Rows from a dataset

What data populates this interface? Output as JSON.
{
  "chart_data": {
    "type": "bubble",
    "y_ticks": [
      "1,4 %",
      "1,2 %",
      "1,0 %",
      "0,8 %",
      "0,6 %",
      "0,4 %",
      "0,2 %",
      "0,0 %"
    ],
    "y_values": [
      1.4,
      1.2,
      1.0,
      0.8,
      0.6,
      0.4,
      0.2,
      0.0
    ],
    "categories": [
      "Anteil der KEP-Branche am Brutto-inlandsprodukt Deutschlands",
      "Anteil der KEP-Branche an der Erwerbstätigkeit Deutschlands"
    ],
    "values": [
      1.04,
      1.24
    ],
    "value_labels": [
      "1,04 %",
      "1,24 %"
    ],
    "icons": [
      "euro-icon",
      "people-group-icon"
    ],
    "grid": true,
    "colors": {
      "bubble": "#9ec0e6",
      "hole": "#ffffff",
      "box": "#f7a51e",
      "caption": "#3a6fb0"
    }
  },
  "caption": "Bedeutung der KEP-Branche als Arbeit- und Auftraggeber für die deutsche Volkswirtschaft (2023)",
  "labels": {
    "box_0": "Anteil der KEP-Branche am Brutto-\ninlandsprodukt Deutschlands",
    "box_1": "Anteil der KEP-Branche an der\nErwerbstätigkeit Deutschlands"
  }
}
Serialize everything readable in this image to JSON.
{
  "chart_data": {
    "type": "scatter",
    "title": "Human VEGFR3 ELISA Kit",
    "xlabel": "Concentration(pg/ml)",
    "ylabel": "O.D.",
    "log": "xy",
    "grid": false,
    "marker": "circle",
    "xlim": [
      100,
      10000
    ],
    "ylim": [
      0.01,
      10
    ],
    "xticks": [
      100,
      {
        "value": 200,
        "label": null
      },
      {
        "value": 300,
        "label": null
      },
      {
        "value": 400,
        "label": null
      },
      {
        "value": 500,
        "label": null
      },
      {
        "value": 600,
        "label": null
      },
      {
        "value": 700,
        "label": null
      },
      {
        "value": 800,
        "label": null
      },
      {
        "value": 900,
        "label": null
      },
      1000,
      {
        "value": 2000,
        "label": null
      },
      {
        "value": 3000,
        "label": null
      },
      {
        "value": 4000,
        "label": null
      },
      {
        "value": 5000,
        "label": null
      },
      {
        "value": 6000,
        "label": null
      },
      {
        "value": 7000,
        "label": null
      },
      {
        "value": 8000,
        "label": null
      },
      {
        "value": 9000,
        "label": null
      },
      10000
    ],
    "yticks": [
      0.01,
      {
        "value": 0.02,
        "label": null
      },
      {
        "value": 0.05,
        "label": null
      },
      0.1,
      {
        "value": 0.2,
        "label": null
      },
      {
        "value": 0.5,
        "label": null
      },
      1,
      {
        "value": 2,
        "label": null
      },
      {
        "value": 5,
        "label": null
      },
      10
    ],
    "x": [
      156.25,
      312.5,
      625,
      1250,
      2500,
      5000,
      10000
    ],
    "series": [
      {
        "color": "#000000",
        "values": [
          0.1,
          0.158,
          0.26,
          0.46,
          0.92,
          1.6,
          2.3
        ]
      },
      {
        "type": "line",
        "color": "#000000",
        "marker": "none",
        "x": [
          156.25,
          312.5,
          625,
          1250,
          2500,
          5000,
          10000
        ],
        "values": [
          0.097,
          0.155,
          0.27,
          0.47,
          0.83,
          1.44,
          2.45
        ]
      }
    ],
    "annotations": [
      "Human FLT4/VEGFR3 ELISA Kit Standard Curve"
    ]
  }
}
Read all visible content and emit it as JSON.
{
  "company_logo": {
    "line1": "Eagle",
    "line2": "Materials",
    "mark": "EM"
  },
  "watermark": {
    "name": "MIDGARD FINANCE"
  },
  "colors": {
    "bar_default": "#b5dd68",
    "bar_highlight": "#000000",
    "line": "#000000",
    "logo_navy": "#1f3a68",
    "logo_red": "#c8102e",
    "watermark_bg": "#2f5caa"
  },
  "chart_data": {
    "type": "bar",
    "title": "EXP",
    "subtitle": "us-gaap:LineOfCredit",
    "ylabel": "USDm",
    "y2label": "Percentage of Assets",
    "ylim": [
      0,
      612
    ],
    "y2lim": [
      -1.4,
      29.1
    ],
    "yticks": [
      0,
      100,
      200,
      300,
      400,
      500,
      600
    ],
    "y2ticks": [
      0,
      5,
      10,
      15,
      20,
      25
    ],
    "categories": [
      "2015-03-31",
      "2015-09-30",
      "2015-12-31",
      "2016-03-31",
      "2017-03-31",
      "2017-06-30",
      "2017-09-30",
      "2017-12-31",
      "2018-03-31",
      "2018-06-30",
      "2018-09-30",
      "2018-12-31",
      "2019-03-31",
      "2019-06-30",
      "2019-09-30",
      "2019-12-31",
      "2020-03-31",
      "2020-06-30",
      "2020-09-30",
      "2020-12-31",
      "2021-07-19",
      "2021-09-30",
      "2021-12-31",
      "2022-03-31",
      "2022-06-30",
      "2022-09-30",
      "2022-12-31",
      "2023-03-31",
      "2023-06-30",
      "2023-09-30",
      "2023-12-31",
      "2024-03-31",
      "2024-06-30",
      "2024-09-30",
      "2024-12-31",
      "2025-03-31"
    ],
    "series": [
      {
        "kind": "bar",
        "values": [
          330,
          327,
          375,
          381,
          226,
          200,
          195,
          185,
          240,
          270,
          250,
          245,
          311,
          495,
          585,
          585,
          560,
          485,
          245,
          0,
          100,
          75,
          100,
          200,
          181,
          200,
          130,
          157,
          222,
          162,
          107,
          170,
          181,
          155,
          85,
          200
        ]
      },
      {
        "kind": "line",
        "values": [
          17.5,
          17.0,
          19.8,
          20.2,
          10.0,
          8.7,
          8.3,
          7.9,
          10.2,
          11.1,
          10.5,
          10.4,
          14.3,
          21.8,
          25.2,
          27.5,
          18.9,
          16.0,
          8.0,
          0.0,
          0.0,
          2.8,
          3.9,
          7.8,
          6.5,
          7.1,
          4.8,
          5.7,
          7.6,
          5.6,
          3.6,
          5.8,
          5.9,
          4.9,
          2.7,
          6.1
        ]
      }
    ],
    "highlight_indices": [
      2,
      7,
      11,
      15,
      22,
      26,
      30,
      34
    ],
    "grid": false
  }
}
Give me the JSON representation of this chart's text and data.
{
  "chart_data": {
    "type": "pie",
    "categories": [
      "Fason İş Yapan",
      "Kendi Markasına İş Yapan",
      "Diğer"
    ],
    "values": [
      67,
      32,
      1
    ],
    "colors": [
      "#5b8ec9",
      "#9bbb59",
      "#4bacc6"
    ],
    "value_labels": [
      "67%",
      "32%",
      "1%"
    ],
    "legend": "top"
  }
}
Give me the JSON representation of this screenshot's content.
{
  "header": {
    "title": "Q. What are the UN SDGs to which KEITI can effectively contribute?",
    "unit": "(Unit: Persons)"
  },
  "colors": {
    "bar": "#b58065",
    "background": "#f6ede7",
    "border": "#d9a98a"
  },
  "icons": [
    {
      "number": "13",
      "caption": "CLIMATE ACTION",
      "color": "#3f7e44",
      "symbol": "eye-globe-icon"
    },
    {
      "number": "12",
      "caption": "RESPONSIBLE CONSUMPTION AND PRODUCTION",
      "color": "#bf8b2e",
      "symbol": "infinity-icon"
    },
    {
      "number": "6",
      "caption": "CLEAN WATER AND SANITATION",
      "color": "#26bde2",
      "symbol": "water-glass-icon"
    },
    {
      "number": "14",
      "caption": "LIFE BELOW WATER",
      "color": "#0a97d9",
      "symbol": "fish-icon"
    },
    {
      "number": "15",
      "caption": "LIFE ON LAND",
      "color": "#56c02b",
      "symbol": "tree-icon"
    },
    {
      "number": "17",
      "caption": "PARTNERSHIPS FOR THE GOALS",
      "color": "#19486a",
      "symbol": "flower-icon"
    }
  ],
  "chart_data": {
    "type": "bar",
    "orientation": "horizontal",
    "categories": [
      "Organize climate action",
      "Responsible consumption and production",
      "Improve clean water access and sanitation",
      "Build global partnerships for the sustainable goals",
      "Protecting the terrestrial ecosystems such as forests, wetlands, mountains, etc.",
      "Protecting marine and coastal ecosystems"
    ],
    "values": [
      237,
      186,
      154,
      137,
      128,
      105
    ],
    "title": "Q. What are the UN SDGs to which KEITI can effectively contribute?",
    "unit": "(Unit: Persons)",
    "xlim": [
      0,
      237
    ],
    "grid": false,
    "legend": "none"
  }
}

# [PROBLEM DESCRIPTION]
Determine how many lines include the word "ELISA" and report that number by itself.

# [REPLY TO THE TASK]
2